## Begin Record extracts
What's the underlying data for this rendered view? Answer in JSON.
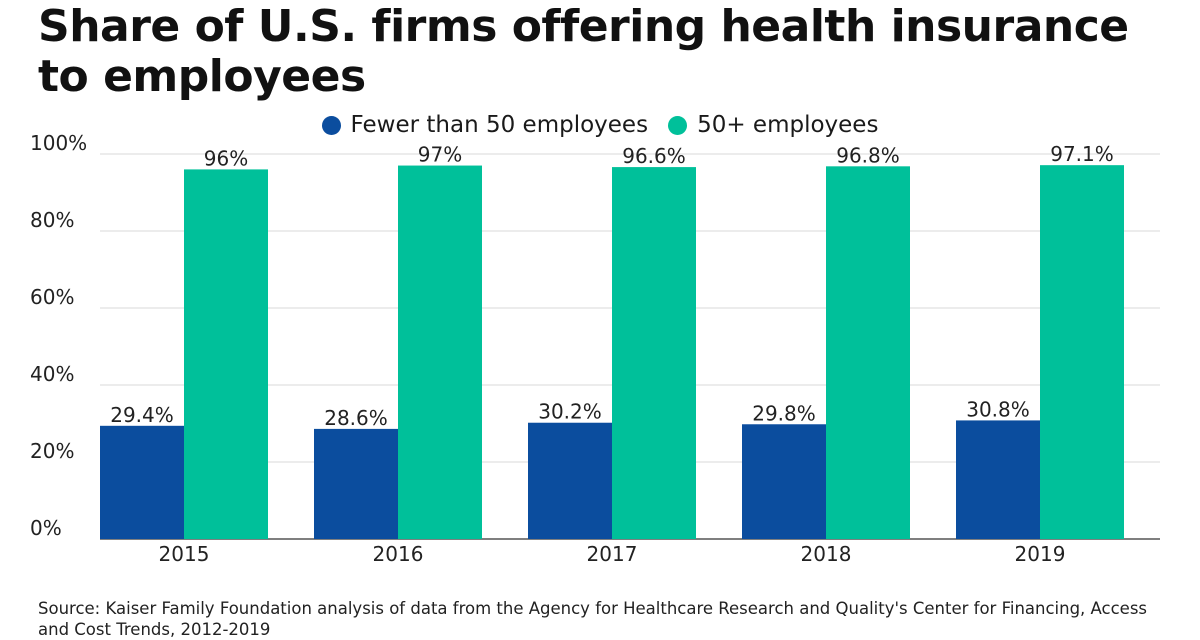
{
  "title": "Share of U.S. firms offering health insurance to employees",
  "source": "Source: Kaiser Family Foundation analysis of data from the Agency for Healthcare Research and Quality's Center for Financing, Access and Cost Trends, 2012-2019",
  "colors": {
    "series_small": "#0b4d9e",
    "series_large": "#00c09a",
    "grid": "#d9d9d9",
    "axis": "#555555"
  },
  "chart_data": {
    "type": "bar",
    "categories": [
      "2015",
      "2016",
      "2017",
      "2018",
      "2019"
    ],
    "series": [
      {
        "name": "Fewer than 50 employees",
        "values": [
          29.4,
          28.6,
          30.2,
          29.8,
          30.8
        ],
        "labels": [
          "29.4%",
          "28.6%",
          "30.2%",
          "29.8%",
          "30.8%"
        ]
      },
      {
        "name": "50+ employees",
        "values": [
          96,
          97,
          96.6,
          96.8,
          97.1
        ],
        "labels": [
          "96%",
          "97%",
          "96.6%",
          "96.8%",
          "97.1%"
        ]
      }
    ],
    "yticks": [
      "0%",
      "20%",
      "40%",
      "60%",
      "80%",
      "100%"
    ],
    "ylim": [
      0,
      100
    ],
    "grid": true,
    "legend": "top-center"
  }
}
## End Record extracts
• **Work to complete**:
Lines containing the string "name" are to be selected and copied.

• **Output below**:
        "name": "Fewer than 50 employees",
        "name": "50+ employees",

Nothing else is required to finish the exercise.